> WHAT TO DO
Write out every line of the material below with no changes to any character.

> EXERCISE INPUTS
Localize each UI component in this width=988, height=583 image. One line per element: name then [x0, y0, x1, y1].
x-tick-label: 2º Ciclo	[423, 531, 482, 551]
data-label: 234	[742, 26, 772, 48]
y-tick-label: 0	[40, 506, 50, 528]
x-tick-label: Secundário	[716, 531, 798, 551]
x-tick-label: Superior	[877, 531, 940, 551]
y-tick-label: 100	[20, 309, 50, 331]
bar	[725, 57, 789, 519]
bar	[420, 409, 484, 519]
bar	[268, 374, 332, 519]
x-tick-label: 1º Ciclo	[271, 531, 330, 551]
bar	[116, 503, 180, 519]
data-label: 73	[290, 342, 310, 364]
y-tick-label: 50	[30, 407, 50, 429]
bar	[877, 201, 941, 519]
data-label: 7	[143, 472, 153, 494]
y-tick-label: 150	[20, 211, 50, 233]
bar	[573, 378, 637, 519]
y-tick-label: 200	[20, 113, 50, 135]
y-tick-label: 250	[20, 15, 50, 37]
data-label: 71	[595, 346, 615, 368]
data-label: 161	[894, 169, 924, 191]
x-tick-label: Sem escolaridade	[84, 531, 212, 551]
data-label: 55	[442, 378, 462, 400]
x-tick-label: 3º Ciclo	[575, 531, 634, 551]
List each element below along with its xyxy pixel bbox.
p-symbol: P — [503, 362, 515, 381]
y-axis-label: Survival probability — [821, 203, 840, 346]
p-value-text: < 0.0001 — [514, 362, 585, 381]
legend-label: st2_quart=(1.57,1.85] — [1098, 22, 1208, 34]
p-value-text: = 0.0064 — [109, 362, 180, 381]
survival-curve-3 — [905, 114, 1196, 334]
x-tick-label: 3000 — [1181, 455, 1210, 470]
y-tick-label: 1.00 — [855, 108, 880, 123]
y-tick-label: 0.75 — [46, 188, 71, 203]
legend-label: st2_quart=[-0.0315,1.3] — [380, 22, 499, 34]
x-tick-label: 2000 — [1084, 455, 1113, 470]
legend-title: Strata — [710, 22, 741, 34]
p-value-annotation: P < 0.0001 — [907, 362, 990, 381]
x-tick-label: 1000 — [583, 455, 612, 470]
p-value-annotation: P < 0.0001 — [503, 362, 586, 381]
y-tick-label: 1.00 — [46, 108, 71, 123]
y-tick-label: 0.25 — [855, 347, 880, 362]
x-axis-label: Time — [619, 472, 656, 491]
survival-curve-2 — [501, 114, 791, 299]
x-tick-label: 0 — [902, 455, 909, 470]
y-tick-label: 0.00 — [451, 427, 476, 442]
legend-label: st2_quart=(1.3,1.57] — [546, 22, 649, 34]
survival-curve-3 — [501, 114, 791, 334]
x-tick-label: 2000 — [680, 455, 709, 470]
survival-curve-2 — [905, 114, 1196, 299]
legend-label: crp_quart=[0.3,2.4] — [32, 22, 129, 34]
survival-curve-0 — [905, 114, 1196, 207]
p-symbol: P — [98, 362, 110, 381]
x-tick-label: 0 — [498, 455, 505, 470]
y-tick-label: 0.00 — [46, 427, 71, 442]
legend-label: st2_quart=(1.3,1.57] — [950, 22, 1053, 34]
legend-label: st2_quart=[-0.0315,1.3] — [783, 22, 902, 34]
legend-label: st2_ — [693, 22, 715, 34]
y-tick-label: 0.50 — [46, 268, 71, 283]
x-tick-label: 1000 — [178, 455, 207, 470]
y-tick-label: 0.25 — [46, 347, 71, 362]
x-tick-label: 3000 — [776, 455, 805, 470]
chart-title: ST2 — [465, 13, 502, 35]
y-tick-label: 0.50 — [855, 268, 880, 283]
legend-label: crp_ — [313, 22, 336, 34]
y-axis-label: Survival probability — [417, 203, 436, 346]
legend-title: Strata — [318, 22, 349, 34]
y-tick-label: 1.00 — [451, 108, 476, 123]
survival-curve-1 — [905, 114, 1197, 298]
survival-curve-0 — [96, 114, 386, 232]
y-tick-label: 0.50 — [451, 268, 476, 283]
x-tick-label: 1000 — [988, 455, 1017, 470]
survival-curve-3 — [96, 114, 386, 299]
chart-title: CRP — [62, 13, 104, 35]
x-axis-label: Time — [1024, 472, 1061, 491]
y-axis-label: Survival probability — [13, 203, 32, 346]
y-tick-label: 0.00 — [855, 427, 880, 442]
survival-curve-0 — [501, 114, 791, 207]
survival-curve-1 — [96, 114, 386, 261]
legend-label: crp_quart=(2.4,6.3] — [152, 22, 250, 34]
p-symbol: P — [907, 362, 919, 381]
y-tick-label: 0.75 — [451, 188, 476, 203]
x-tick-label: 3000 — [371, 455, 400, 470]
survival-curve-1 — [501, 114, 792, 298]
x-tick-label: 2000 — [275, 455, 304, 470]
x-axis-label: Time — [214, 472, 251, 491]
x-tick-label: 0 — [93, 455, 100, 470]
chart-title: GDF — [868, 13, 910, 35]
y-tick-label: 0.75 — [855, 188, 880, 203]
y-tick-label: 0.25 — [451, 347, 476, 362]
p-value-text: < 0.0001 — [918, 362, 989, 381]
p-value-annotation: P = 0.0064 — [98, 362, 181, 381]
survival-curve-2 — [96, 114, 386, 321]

> OUTPUT BELOW
Localize each UI component in this width=988, height=583 image. One line per element: name then [x0, y0, x1, y1].
x-tick-label: 2º Ciclo	[423, 531, 482, 551]
data-label: 234	[742, 26, 772, 48]
y-tick-label: 0	[40, 506, 50, 528]
x-tick-label: Secundário	[716, 531, 798, 551]
x-tick-label: Superior	[877, 531, 940, 551]
y-tick-label: 100	[20, 309, 50, 331]
bar	[725, 57, 789, 519]
bar	[420, 409, 484, 519]
bar	[268, 374, 332, 519]
x-tick-label: 1º Ciclo	[271, 531, 330, 551]
bar	[116, 503, 180, 519]
data-label: 73	[290, 342, 310, 364]
y-tick-label: 50	[30, 407, 50, 429]
bar	[877, 201, 941, 519]
data-label: 7	[143, 472, 153, 494]
y-tick-label: 150	[20, 211, 50, 233]
bar	[573, 378, 637, 519]
y-tick-label: 200	[20, 113, 50, 135]
y-tick-label: 250	[20, 15, 50, 37]
data-label: 71	[595, 346, 615, 368]
data-label: 161	[894, 169, 924, 191]
x-tick-label: Sem escolaridade	[84, 531, 212, 551]
data-label: 55	[442, 378, 462, 400]
x-tick-label: 3º Ciclo	[575, 531, 634, 551]
List each element below along with its xyxy pixel bbox.
p-symbol: P — [503, 362, 515, 381]
y-axis-label: Survival probability — [821, 203, 840, 346]
p-value-text: < 0.0001 — [514, 362, 585, 381]
legend-label: st2_quart=(1.57,1.85] — [1098, 22, 1208, 34]
p-value-text: = 0.0064 — [109, 362, 180, 381]
survival-curve-3 — [905, 114, 1196, 334]
x-tick-label: 3000 — [1181, 455, 1210, 470]
y-tick-label: 1.00 — [855, 108, 880, 123]
y-tick-label: 0.75 — [46, 188, 71, 203]
legend-label: st2_quart=[-0.0315,1.3] — [380, 22, 499, 34]
x-tick-label: 2000 — [1084, 455, 1113, 470]
legend-title: Strata — [710, 22, 741, 34]
p-value-annotation: P < 0.0001 — [907, 362, 990, 381]
x-tick-label: 1000 — [583, 455, 612, 470]
p-value-annotation: P < 0.0001 — [503, 362, 586, 381]
y-tick-label: 1.00 — [46, 108, 71, 123]
y-tick-label: 0.25 — [855, 347, 880, 362]
x-axis-label: Time — [619, 472, 656, 491]
survival-curve-2 — [501, 114, 791, 299]
x-tick-label: 0 — [902, 455, 909, 470]
y-tick-label: 0.00 — [451, 427, 476, 442]
legend-label: st2_quart=(1.3,1.57] — [546, 22, 649, 34]
survival-curve-3 — [501, 114, 791, 334]
x-tick-label: 2000 — [680, 455, 709, 470]
survival-curve-2 — [905, 114, 1196, 299]
legend-label: crp_quart=[0.3,2.4] — [32, 22, 129, 34]
survival-curve-0 — [905, 114, 1196, 207]
p-symbol: P — [98, 362, 110, 381]
x-tick-label: 0 — [498, 455, 505, 470]
y-tick-label: 0.00 — [46, 427, 71, 442]
legend-label: st2_quart=(1.3,1.57] — [950, 22, 1053, 34]
legend-label: st2_quart=[-0.0315,1.3] — [783, 22, 902, 34]
legend-label: st2_ — [693, 22, 715, 34]
y-tick-label: 0.50 — [46, 268, 71, 283]
x-tick-label: 1000 — [178, 455, 207, 470]
y-tick-label: 0.25 — [46, 347, 71, 362]
x-tick-label: 3000 — [776, 455, 805, 470]
chart-title: ST2 — [465, 13, 502, 35]
y-tick-label: 0.50 — [855, 268, 880, 283]
legend-label: crp_ — [313, 22, 336, 34]
y-axis-label: Survival probability — [417, 203, 436, 346]
legend-title: Strata — [318, 22, 349, 34]
y-tick-label: 1.00 — [451, 108, 476, 123]
survival-curve-1 — [905, 114, 1197, 298]
survival-curve-0 — [96, 114, 386, 232]
y-tick-label: 0.50 — [451, 268, 476, 283]
x-tick-label: 1000 — [988, 455, 1017, 470]
survival-curve-3 — [96, 114, 386, 299]
chart-title: CRP — [62, 13, 104, 35]
x-axis-label: Time — [1024, 472, 1061, 491]
y-axis-label: Survival probability — [13, 203, 32, 346]
y-tick-label: 0.00 — [855, 427, 880, 442]
survival-curve-0 — [501, 114, 791, 207]
survival-curve-1 — [96, 114, 386, 261]
legend-label: crp_quart=(2.4,6.3] — [152, 22, 250, 34]
p-symbol: P — [907, 362, 919, 381]
y-tick-label: 0.75 — [451, 188, 476, 203]
x-tick-label: 3000 — [371, 455, 400, 470]
survival-curve-1 — [501, 114, 792, 298]
x-tick-label: 2000 — [275, 455, 304, 470]
x-axis-label: Time — [214, 472, 251, 491]
x-tick-label: 0 — [93, 455, 100, 470]
chart-title: GDF — [868, 13, 910, 35]
y-tick-label: 0.75 — [855, 188, 880, 203]
y-tick-label: 0.25 — [451, 347, 476, 362]
p-value-text: < 0.0001 — [918, 362, 989, 381]
p-value-annotation: P = 0.0064 — [98, 362, 181, 381]
survival-curve-2 — [96, 114, 386, 321]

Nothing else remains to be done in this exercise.